Data items
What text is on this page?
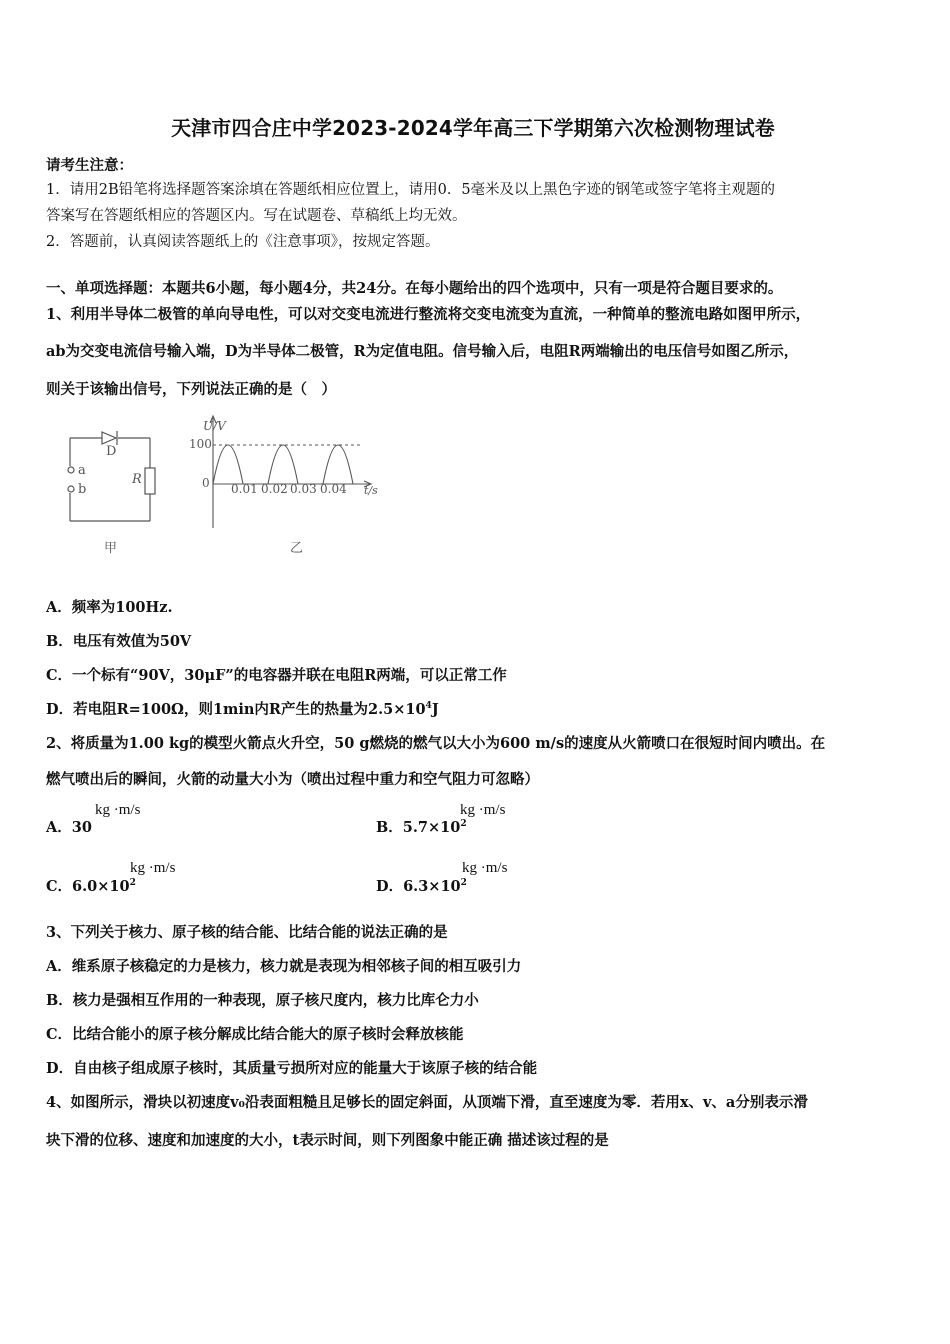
天津市四合庄中学2023-2024学年高三下学期第六次检测物理试卷
请考生注意：
1．请用2B铅笔将选择题答案涂填在答题纸相应位置上，请用0．5毫米及以上黑色字迹的钢笔或签字笔将主观题的
答案写在答题纸相应的答题区内。写在试题卷、草稿纸上均无效。
2．答题前，认真阅读答题纸上的《注意事项》，按规定答题。
一、单项选择题：本题共6小题，每小题4分，共24分。在每小题给出的四个选项中，只有一项是符合题目要求的。
1、利用半导体二极管的单向导电性，可以对交变电流进行整流将交变电流变为直流，一种简单的整流电路如图甲所示，
ab为交变电流信号输入端，D为半导体二极管，R为定值电阻。信号输入后，电阻R两端输出的电压信号如图乙所示，
则关于该输出信号，下列说法正确的是（　）
D
a
b
R
甲
U/V
100
0 0.01 0.02 0.03 0.04 t/s
乙
A．频率为100Hz.
B．电压有效值为50V
C．一个标有“90V，30μF”的电容器并联在电阻R两端，可以正常工作
D．若电阻R=100Ω，则1min内R产生的热量为$2.5\times 10^4J$
2、将质量为1.00 kg的模型火箭点火升空，50 g燃烧的燃气以大小为600 m/s的速度从火箭喷口在很短时间内喷出。在
燃气喷出后的瞬间，火箭的动量大小为（喷出过程中重力和空气阻力可忽略）
A．30
kg ·m/s
B．$5.7\times 10^2$
kg ·m/s
C．$6.0\times 10^2$
kg ·m/s
D．$6.3\times 10^2$
kg ·m/s
3、下列关于核力、原子核的结合能、比结合能的说法正确的是
A．维系原子核稳定的力是核力，核力就是表现为相邻核子间的相互吸引力
B．核力是强相互作用的一种表现，原子核尺度内，核力比库仑力小
C．比结合能小的原子核分解成比结合能大的原子核时会释放核能
D．自由核子组成原子核时，其质量亏损所对应的能量大于该原子核的结合能
4、如图所示，滑块以初速度v₀沿表面粗糙且足够长的固定斜面，从顶端下滑，直至速度为零．若用x、v、a分别表示滑
块下滑的位移、速度和加速度的大小，t表示时间，则下列图象中能正确 描述该过程的是
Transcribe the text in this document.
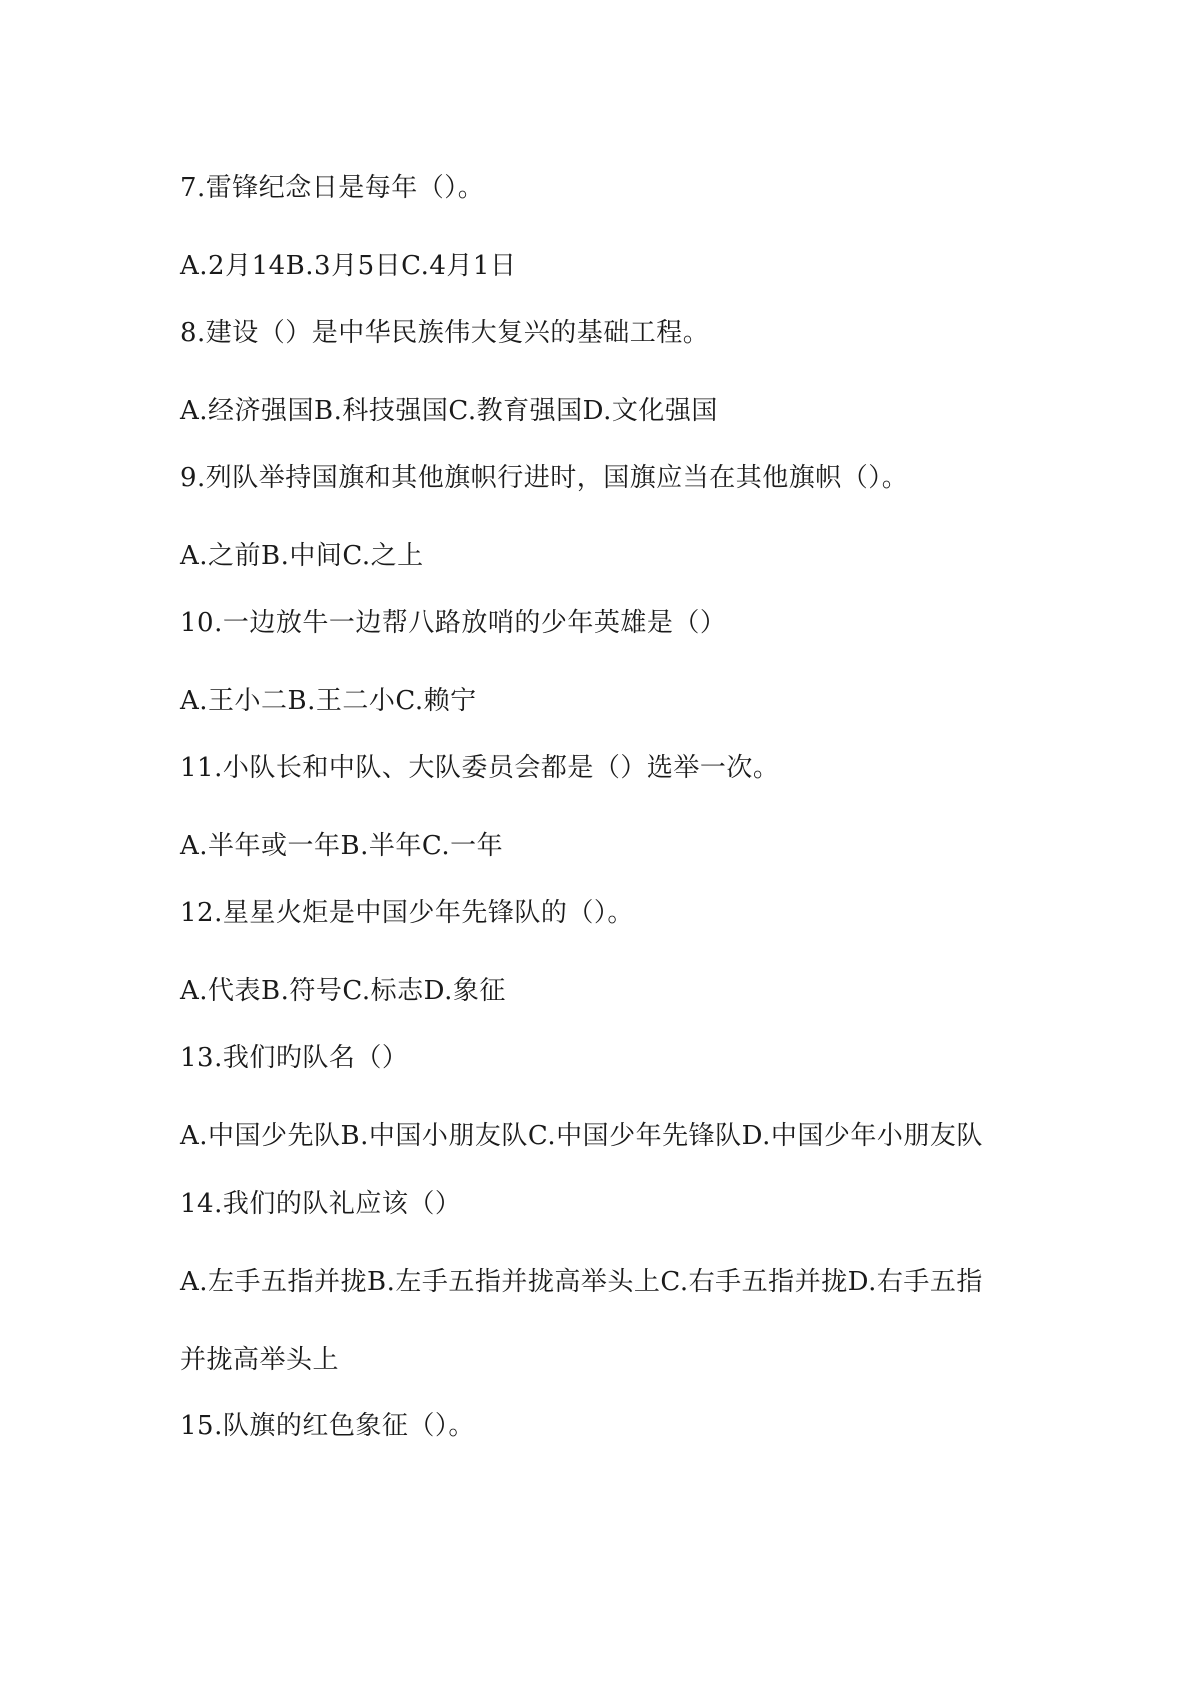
7.雷锋纪念日是每年（）。
A.2月14B.3月5日C.4月1日
8.建设（）是中华民族伟大复兴的基础工程。
A.经济强国B.科技强国C.教育强国D.文化强国
9.列队举持国旗和其他旗帜行进时，国旗应当在其他旗帜（）。
A.之前B.中间C.之上
10.一边放牛一边帮八路放哨的少年英雄是（）
A.王小二B.王二小C.赖宁
11.小队长和中队、大队委员会都是（）选举一次。
A.半年或一年B.半年C.一年
12.星星火炬是中国少年先锋队的（）。
A.代表B.符号C.标志D.象征
13.我们旳队名（）
A.中国少先队B.中国小朋友队C.中国少年先锋队D.中国少年小朋友队
14.我们的队礼应该（）
A.左手五指并拢B.左手五指并拢高举头上C.右手五指并拢D.右手五指
并拢高举头上
15.队旗的红色象征（）。
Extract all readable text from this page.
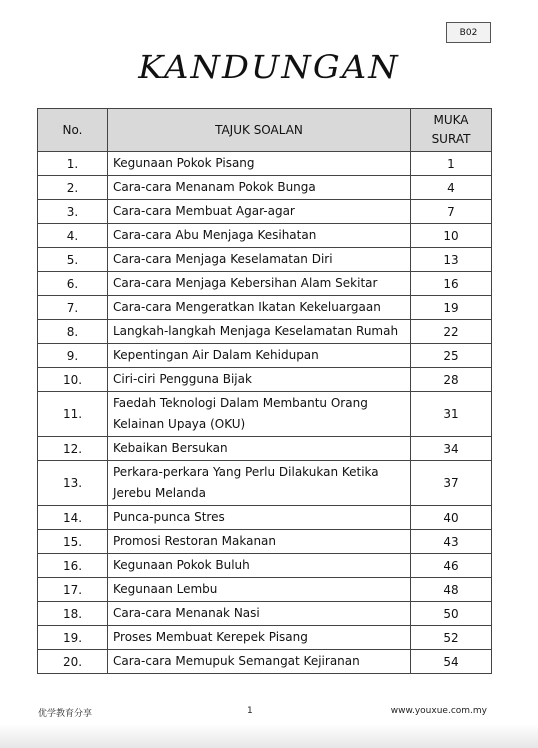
B02
KANDUNGAN
No.	TAJUK SOALAN	MUKA
SURAT

1.	Kegunaan Pokok Pisang	1
2.	Cara-cara Menanam Pokok Bunga	4
3.	Cara-cara Membuat Agar-agar	7
4.	Cara-cara Abu Menjaga Kesihatan	10
5.	Cara-cara Menjaga Keselamatan Diri	13
6.	Cara-cara Menjaga Kebersihan Alam Sekitar	16
7.	Cara-cara Mengeratkan Ikatan Kekeluargaan	19
8.	Langkah-langkah Menjaga Keselamatan Rumah	22
9.	Kepentingan Air Dalam Kehidupan	25
10.	Ciri-ciri Pengguna Bijak	28
11.	Faedah Teknologi Dalam Membantu Orang Kelainan Upaya (OKU)	31
12.	Kebaikan Bersukan	34
13.	Perkara-perkara Yang Perlu Dilakukan Ketika Jerebu Melanda	37
14.	Punca-punca Stres	40
15.	Promosi Restoran Makanan	43
16.	Kegunaan Pokok Buluh	46
17.	Kegunaan Lembu	48
18.	Cara-cara Menanak Nasi	50
19.	Proses Membuat Kerepek Pisang	52
20.	Cara-cara Memupuk Semangat Kejiranan	54
优学教育分享	1	www.youxue.com.my
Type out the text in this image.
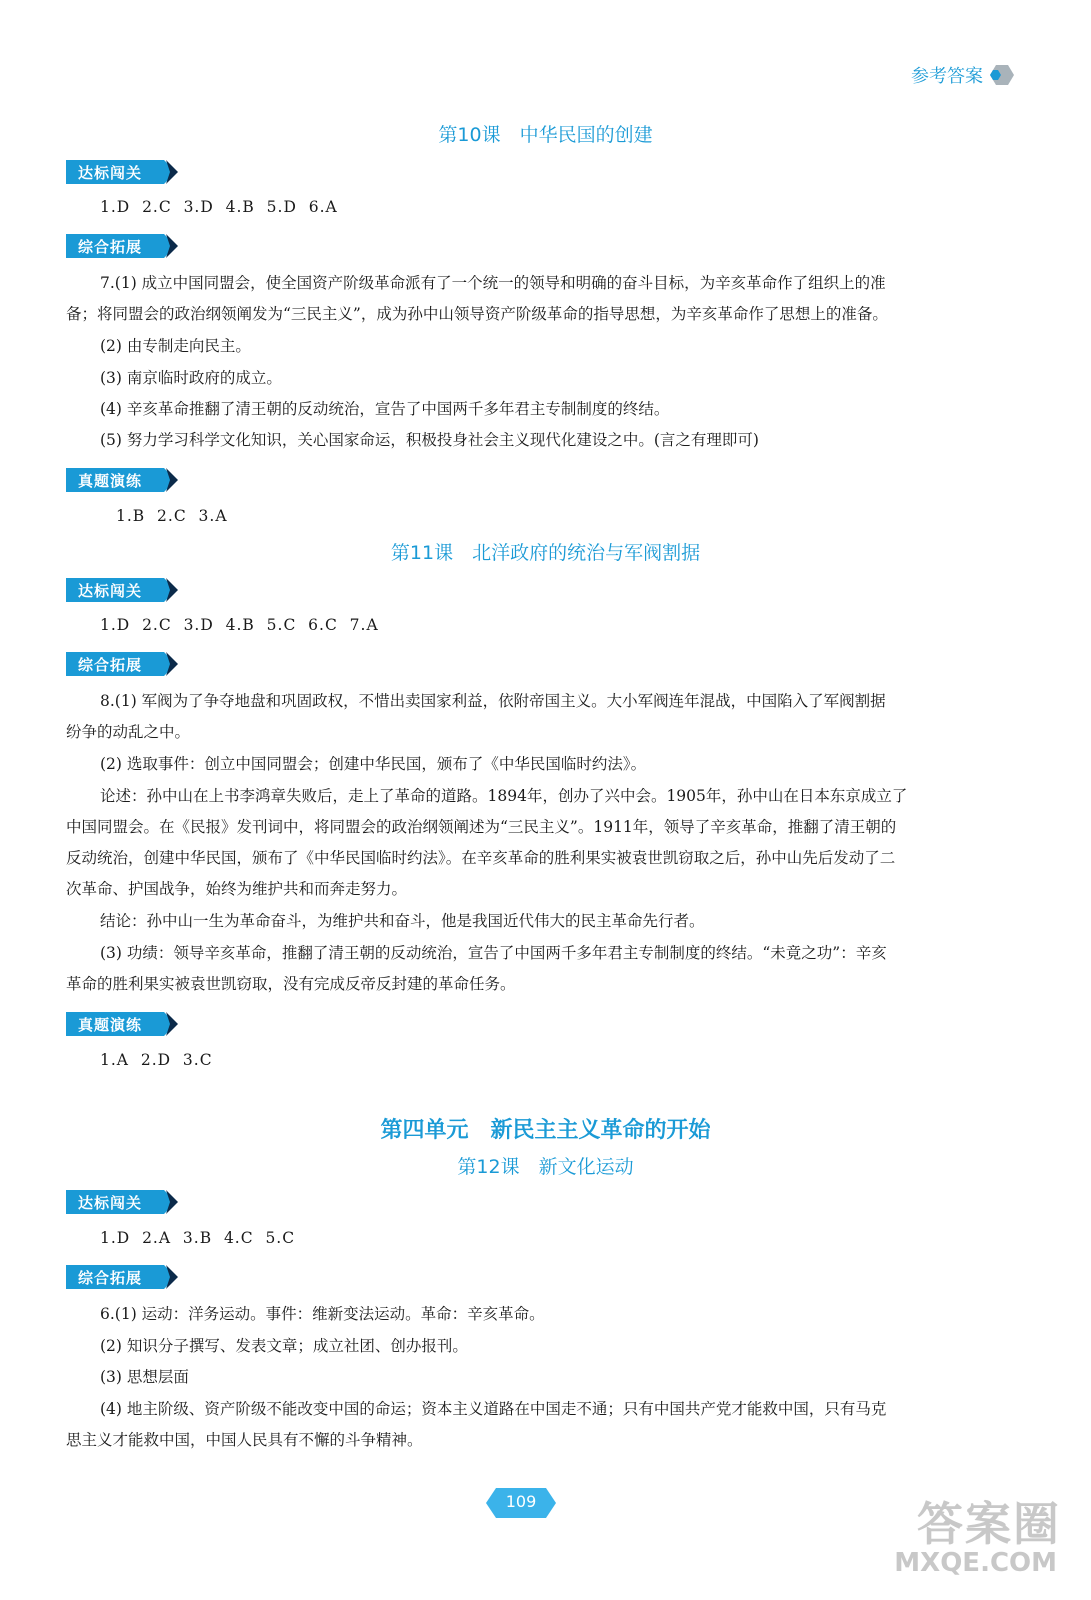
参考答案
第10课　中华民国的创建
达标闯关
1.D  2.C  3.D  4.B  5.D  6.A
综合拓展
7.(1) 成立中国同盟会，使全国资产阶级革命派有了一个统一的领导和明确的奋斗目标，为辛亥革命作了组织上的准
备；将同盟会的政治纲领阐发为“三民主义”，成为孙中山领导资产阶级革命的指导思想，为辛亥革命作了思想上的准备。
(2) 由专制走向民主。
(3) 南京临时政府的成立。
(4) 辛亥革命推翻了清王朝的反动统治，宣告了中国两千多年君主专制制度的终结。
(5) 努力学习科学文化知识，关心国家命运，积极投身社会主义现代化建设之中。(言之有理即可)
真题演练
1.B  2.C  3.A
第11课　北洋政府的统治与军阀割据
达标闯关
1.D  2.C  3.D  4.B  5.C  6.C  7.A
综合拓展
8.(1) 军阀为了争夺地盘和巩固政权，不惜出卖国家利益，依附帝国主义。大小军阀连年混战，中国陷入了军阀割据
纷争的动乱之中。
(2) 选取事件：创立中国同盟会；创建中华民国，颁布了《中华民国临时约法》。
论述：孙中山在上书李鸿章失败后，走上了革命的道路。1894年，创办了兴中会。1905年，孙中山在日本东京成立了
中国同盟会。在《民报》发刊词中，将同盟会的政治纲领阐述为“三民主义”。1911年，领导了辛亥革命，推翻了清王朝的
反动统治，创建中华民国，颁布了《中华民国临时约法》。在辛亥革命的胜利果实被袁世凯窃取之后，孙中山先后发动了二
次革命、护国战争，始终为维护共和而奔走努力。
结论：孙中山一生为革命奋斗，为维护共和奋斗，他是我国近代伟大的民主革命先行者。
(3) 功绩：领导辛亥革命，推翻了清王朝的反动统治，宣告了中国两千多年君主专制制度的终结。“未竟之功”：辛亥
革命的胜利果实被袁世凯窃取，没有完成反帝反封建的革命任务。
真题演练
1.A  2.D  3.C
第四单元　新民主主义革命的开始
第12课　新文化运动
达标闯关
1.D  2.A  3.B  4.C  5.C
综合拓展
6.(1) 运动：洋务运动。事件：维新变法运动。革命：辛亥革命。
(2) 知识分子撰写、发表文章；成立社团、创办报刊。
(3) 思想层面
(4) 地主阶级、资产阶级不能改变中国的命运；资本主义道路在中国走不通；只有中国共产党才能救中国，只有马克
思主义才能救中国，中国人民具有不懈的斗争精神。
109	答案圈
MXQE.COM
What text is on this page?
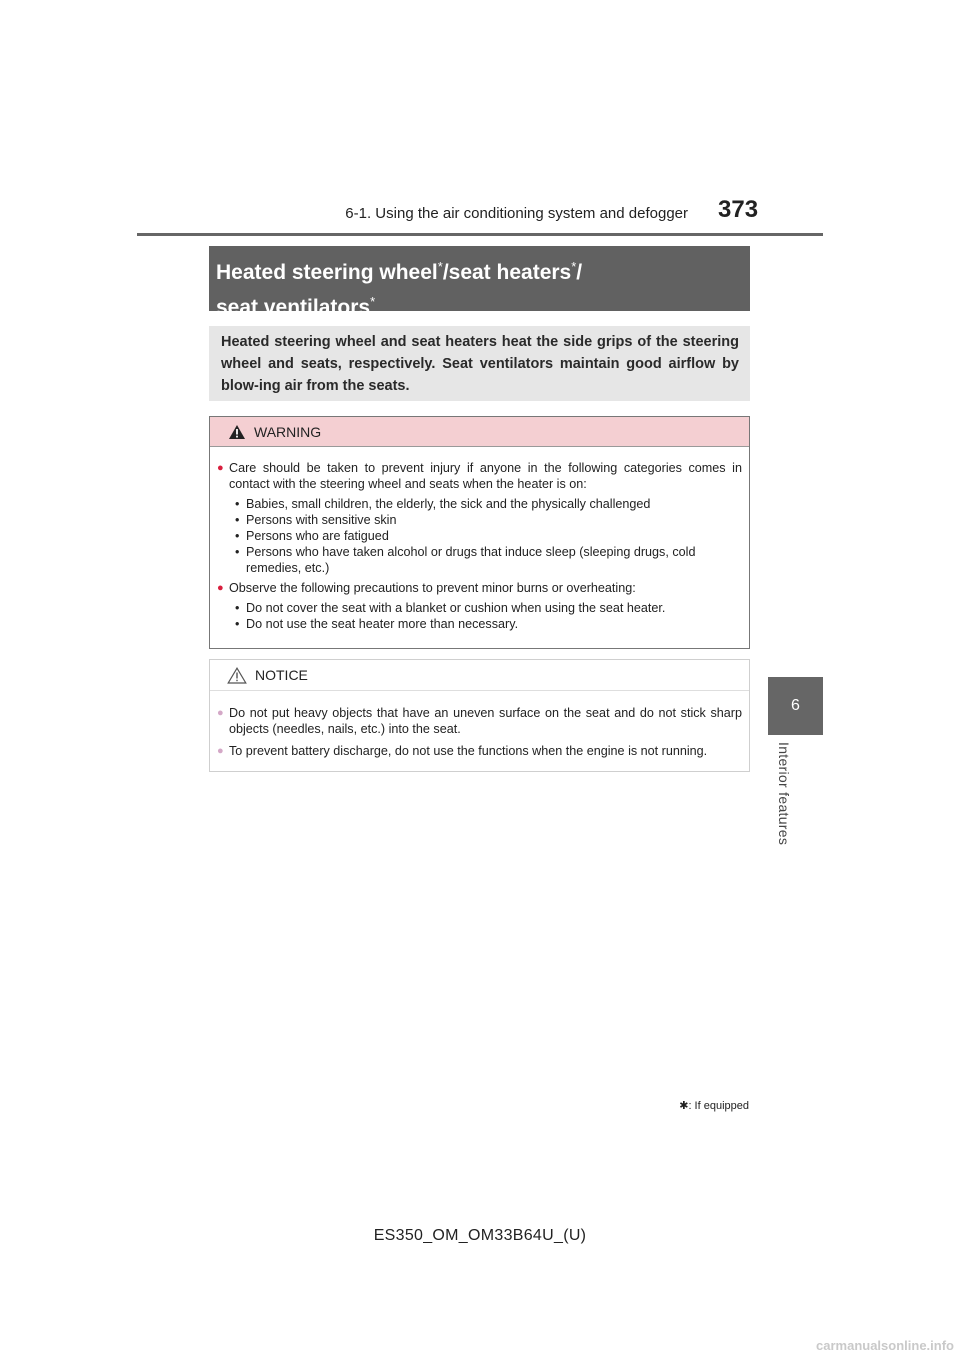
6-1. Using the air conditioning system and defogger 373
6
Interior features
Heated steering wheel*/seat heaters*/
seat ventilators*
Heated steering wheel and seat heaters heat the side grips of the steering wheel and seats, respectively. Seat ventilators maintain good airflow by blow-ing air from the seats.
WARNING
● Care should be taken to prevent injury if anyone in the following categories comes in contact with the steering wheel and seats when the heater is on:
• Babies, small children, the elderly, the sick and the physically challenged
• Persons with sensitive skin
• Persons who are fatigued
• Persons who have taken alcohol or drugs that induce sleep (sleeping drugs, cold remedies, etc.)
● Observe the following precautions to prevent minor burns or overheating:
• Do not cover the seat with a blanket or cushion when using the seat heater.
• Do not use the seat heater more than necessary.
NOTICE
● Do not put heavy objects that have an uneven surface on the seat and do not stick sharp objects (needles, nails, etc.) into the seat.
● To prevent battery discharge, do not use the functions when the engine is not running.
✱: If equipped
ES350_OM_OM33B64U_(U)
carmanualsonline.info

## Stated task
Find the string "Membuat" in the records, then copy each line where it occurs.

## Result
3.	Cara-cara Membuat Agar-agar	7
19.	Proses Membuat Kerepek Pisang	52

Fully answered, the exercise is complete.